EXTRACT TO READ start

The post describes this example:
> This may seem a bit clearer by considering the scenario B->A<-E, where burglars and earthquakes both cause alarms. If we're told the value of the bottom node, that there was an alarm, the probability of there being a burglar is not independent of whether we're told there was an earthquake - the two top nodes are not conditionally independent once we condition on the bottom node
And if you apply this procedure to “not exercising”, we don’t see that absence of conditional independence, once we condition on the bottom node. Which means that “not exercising” is not at all explained away by internet (or being overweight)
but if you also know O, than this explains some of that value of E as well, and so P(I|E=x, O) should bd different.
You don't need this for every value of x to be consistent enough with the causal graph, you just need it for some value of x. And the data in the post have that for some value of x.
@DanielFilan Maybe a better way of putting it is this:
Question: What's a different causal graph that does let you infer that I is independent of O given E=yes, but does not let you infer that I is independent of O given E=no?
Relevance of that question: If you found such a causal graph, you'd prefer it to the graph shown in the post.
Answer: There is no such causal graph, because that isn't the sort of thing causal graphs can express. You either infer conditional independence of I given O for all values of E, or you don't infer conditional independence for any value of E.
@DanielFilan the procedure described in the post, when there’s a value that’s explained and can be explained away, doesn’t work, because the value increased by O and I is E=N.
(E is a binary variable; it doesn’t make sense for one of its value to be explained, but not for the other)
A Python script simulating the process: https://colab.research.google.com/drive/18pIMfKJpvlOZ213APeFrHNiqKiS5B5ve?usp=sharing
@ms I agree with David Johnston that the alleged error isn't an error. I think the problem you're having is modelling the conditional probability of E as coming from two numbers: one for the influence of I on E, and one from the influence of O on E. But the causal graph only says that it can be modelled with four numbers (probability of E given each setting of O and I). So the probabilities can violate your model but still be consistent with the causal graph, and with what Yudkowsky says about the graph (at least under my interpretation of what he's saying).
https://x.com/OrionJohnston/status/1728372665231245498?s=20 seems like someone that has read pearl believes it isn't an error (and is the first person replying to a twitter question on the subject)
@TheBayesian I don’t expect more relevant people to see it & don’t want it on my Twitter page
I think I may have realized one source of misunderstanding: in the lesswrong comment you say "That would imply that P(O|I & not E) should be less than P(O|not E); and that P(I|O & not E) should be less than P(I|not E). But actually, they're approximately equal!" while in later comments you use language like "I sent the post to my IMO-gold-medal-holding friend, he's read it, we talked, and he confirmed he thinks P(O|I & not E) should not be equal to P(O|not E) in this causal graph". To make my position clear, I believe that for the O->E<-I model, P(O|I & not E) exactly equals P(O|not E) has zero probability of being true, while there are many ways for P(O|I & not E) approximately equal P(O|not E) to be true [for example the data given in the lesswrong post, or my spreadsheet]. Did your gold medaller explain why its impossible for the distance between P(O|I & not E) and P(O|not E) to be less than 0.01?

EXTRACT TO READ end
SOURCE MATERIAL start

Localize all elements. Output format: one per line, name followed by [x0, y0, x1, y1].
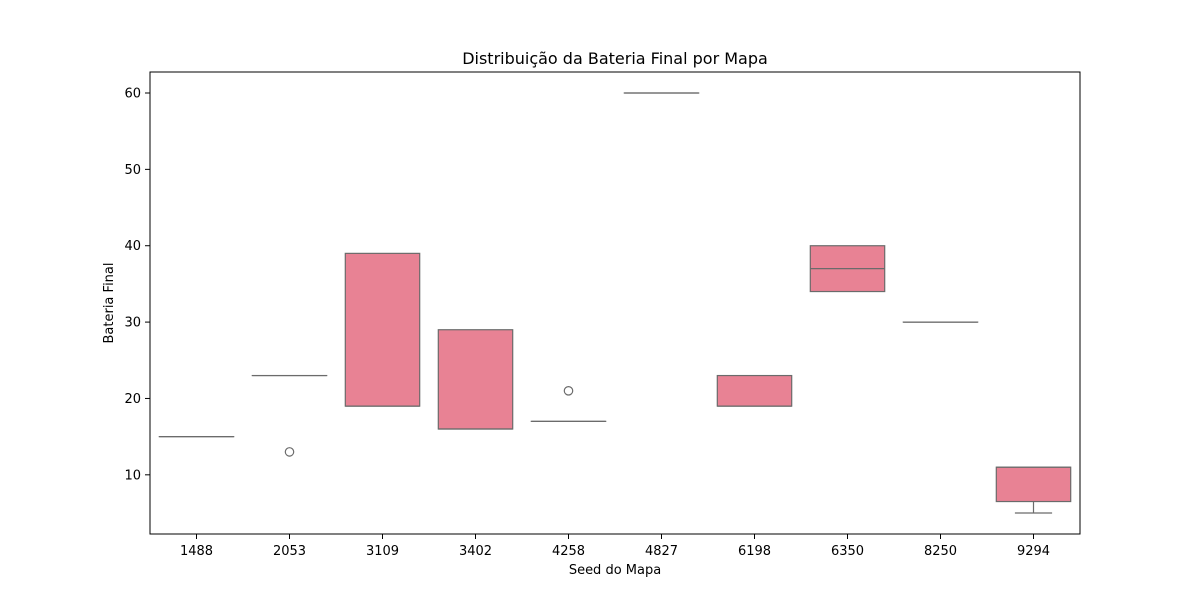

SOURCE MATERIAL end

# PROBLEM 1
Can you repeat the passage of the causal graph discussion from "but if you also" to "O given E=no?", word for word?
# PROBLEM 2
Pick up the causal graph discussion at the point where it ends and continue it.

# TASK RESPONSE 1
but if you also know O, than this explains some of that value of E as well, and so P(I|E=x, O) should bd different.
You don't need this for every value of x to be consistent enough with the causal graph, you just need it for some value of x. And the data in the post have that for some value of x.
@DanielFilan Maybe a better way of putting it is this:
Question: What's a different causal graph that does let you infer that I is independent of O given E=yes, but does not let you infer that I is independent of O given E=no?

# TASK RESPONSE 2
@rb in real life, it wouldn’t be impossible for data to be any way, just highly unlikely. But the data in the post was generated to show correspondence to a specific causal graph. The process of generation contained a mistake. Two of the four inequalities are correct (5% vs. 10% and 6% vs. 11%) and two are incorrect, not demonstrating the strong inequality you’d expect to see with the causal graph. It’s not that “it’s unlikely for the numbers to be exactly the same”; it’s that the probabilities should be noticeably different in a specific direction. It’s not the case that Yudkowsky generated the data correctly, but added pseudo-randomness did something with, like, a <1 in a trillion chance and made the causal graph not correspond to the data. It’s the care that there was a mistake in the process of generating the data.
@ms These responses keep going in circles, I say your assertion is wrong and this counterexample disproves it, you respond that your assertion is true and the counterexample violates the assertion therefore disproving the example.
I think I should go back to spelling out my counterexample. To reiterate my earlier comment: you say "Overweight and Internet both make exercise less likely. That would imply that P(O|I & not E) should be [much] less than P(O|not E)". If that is true, then if I start with the O->E<-I model where Overweight and Internet both make exercise less likely, and end up showing P(O|I & not E) NOT being much less than P(O|not E), I must have made a mistake somewhere. Since nothing in my example is any more complicated or advanced than anything in your spreadsheet, it will be easy to point out my mistake.
@ms A. You say "Overweight and Internet both make exercise less likely. That would imply that P(O|I & not E) should be less than P(O|not E)"
B. I say that is wrong, and provided a counterexample where the O->E<-I model is true, Overweight and Internet both make exercise less likely, and P(O|I & not E) is approximately equal to P(O|not E)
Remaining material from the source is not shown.